• **Challenge**
Update the items starting at the line containing "Patent image size: (727, 611)." and ending at the line containing "The rake faces 11 is at (278, 396).", replacing "end mill" with "milling cutter" and leaving everything else unchanged.

(Records from a collection)
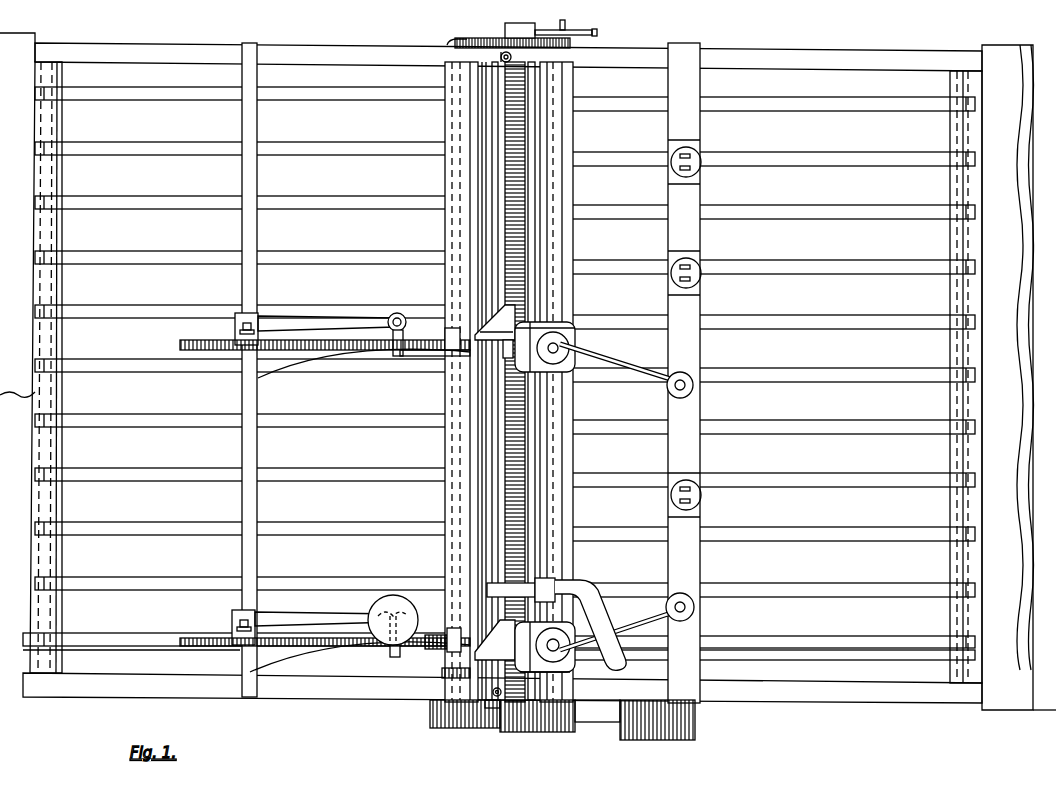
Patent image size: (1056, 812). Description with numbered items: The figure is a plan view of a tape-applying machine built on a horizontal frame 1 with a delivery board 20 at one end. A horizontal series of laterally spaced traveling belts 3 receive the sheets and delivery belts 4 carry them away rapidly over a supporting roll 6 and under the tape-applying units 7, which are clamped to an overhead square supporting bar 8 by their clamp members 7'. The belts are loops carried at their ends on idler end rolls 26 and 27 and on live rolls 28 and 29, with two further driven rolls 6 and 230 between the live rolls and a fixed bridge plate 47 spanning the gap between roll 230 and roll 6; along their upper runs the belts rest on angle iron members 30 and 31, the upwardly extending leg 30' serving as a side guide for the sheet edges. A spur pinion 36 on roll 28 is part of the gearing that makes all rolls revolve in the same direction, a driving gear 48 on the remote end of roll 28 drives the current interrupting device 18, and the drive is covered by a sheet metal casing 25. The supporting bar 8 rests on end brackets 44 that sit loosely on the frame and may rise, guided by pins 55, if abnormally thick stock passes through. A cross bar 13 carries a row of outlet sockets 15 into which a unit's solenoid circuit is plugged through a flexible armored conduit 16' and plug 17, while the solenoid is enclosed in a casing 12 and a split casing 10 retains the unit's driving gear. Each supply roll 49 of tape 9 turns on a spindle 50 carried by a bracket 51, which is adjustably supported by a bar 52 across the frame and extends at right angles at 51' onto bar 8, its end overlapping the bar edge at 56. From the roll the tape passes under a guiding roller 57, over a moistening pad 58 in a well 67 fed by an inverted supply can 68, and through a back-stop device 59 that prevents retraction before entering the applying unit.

The frame 1 is at (816, 706).
The traveling belts 3 is at (147, 162).
The delivery belts 4 is at (862, 168).
The supporting roll 6 is at (535, 238).
The tape-applying unit 7 is at (567, 500).
The clamp members 7' is at (495, 479).
The supporting bar 8 is at (525, 180).
The adhesive tape 9 is at (344, 357).
The split casing 10 is at (487, 590).
The casing 12 is at (645, 14).
The cross bar 13 is at (700, 451).
The outlet sockets 15 is at (698, 168).
The flexible armored conduit 16' is at (620, 495).
The plug 17 is at (700, 378).
The solenoid current interrupting device 18 is at (492, 32).
The delivery board 20 is at (1038, 711).
The sheet metal casing 25 is at (608, 718).
The idler end roll 26 is at (52, 447).
The idler end roll 27 is at (950, 402).
The live roll 28 is at (450, 450).
The live roll 29 is at (570, 450).
The angle iron member 30 is at (250, 627).
The upwardly extending leg 30' is at (131, 660).
The angle iron member 31 is at (828, 640).
The spur pinion 36 is at (442, 673).
The end brackets 44 is at (492, 708).
The bridge plate 47 is at (498, 130).
The driving gear 48 is at (447, 45).
The supply roll 49 is at (180, 345).
The spindle 50 is at (250, 322).
The bracket 51 is at (325, 457).
The right-angle extension of bracket 51' is at (564, 314).
The bar 52 is at (255, 449).
The pins 55 is at (512, 57).
The overlapping end of bracket 56 is at (558, 672).
The guiding roller 57 is at (398, 357).
The moistening pad 58 is at (410, 318).
The back-stop device 59 is at (450, 328).
The well 67 is at (428, 357).
The supply can 68 is at (368, 612).
The driven roll 230 is at (482, 238).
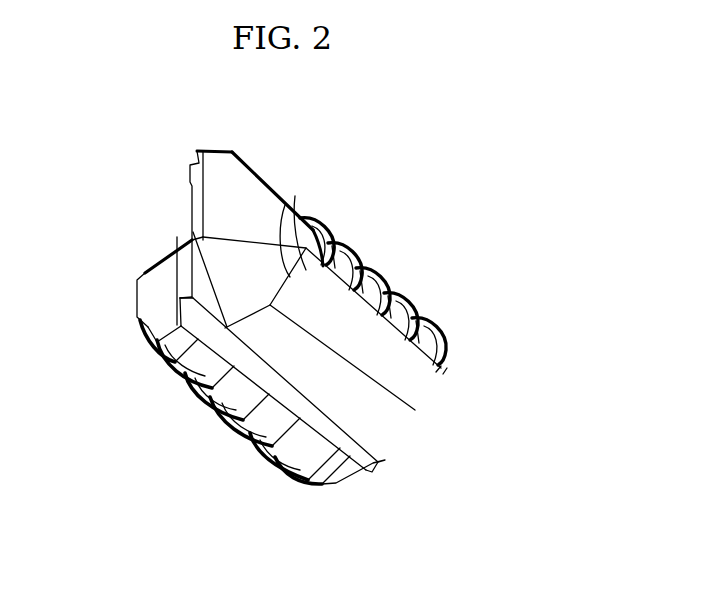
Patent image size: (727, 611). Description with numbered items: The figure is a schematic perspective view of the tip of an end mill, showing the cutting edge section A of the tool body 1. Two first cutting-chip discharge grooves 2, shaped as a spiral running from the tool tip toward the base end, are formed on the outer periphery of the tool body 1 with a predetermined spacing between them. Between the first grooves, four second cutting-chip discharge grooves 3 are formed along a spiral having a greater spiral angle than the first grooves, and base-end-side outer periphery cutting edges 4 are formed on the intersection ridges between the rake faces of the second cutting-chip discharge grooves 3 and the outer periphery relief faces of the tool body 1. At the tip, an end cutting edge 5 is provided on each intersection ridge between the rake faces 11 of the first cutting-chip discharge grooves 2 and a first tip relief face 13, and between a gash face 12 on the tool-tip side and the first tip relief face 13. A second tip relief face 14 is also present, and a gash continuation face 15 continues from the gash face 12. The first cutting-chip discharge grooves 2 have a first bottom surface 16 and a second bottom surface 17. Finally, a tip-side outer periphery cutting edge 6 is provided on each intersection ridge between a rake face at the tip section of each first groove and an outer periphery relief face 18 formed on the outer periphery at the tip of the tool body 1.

The tool body 1 is at (372, 440).
The first cutting-chip discharge grooves 2 is at (368, 372).
The second cutting-chip discharge grooves 3 is at (316, 228).
The base-end-side outer periphery cutting edges 4 is at (329, 218).
The end cutting edge 5 is at (197, 163).
The tip-side outer periphery cutting edge 6 is at (180, 333).
The rake faces 11 is at (278, 396).
The gash face 12 is at (195, 270).
The first tip relief face 13 is at (193, 212).
The second tip relief face 14 is at (218, 158).
The gash continuation face 15 is at (263, 253).
The first bottom surface 16 is at (291, 235).
The second bottom surface 17 is at (308, 392).
The outer periphery relief face 18 is at (180, 348).
The cutting edge section A is at (196, 420).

• **Output below**
Patent image size: (727, 611). Description with numbered items: The figure is a schematic perspective view of the tip of an milling cutter, showing the cutting edge section A of the tool body 1. Two first cutting-chip discharge grooves 2, shaped as a spiral running from the tool tip toward the base end, are formed on the outer periphery of the tool body 1 with a predetermined spacing between them. Between the first grooves, four second cutting-chip discharge grooves 3 are formed along a spiral having a greater spiral angle than the first grooves, and base-end-side outer periphery cutting edges 4 are formed on the intersection ridges between the rake faces of the second cutting-chip discharge grooves 3 and the outer periphery relief faces of the tool body 1. At the tip, an end cutting edge 5 is provided on each intersection ridge between the rake faces 11 of the first cutting-chip discharge grooves 2 and a first tip relief face 13, and between a gash face 12 on the tool-tip side and the first tip relief face 13. A second tip relief face 14 is also present, and a gash continuation face 15 continues from the gash face 12. The first cutting-chip discharge grooves 2 have a first bottom surface 16 and a second bottom surface 17. Finally, a tip-side outer periphery cutting edge 6 is provided on each intersection ridge between a rake face at the tip section of each first groove and an outer periphery relief face 18 formed on the outer periphery at the tip of the tool body 1.

The tool body 1 is at (372, 440).
The first cutting-chip discharge grooves 2 is at (368, 372).
The second cutting-chip discharge grooves 3 is at (316, 228).
The base-end-side outer periphery cutting edges 4 is at (329, 218).
The end cutting edge 5 is at (197, 163).
The tip-side outer periphery cutting edge 6 is at (180, 333).
The rake faces 11 is at (278, 396).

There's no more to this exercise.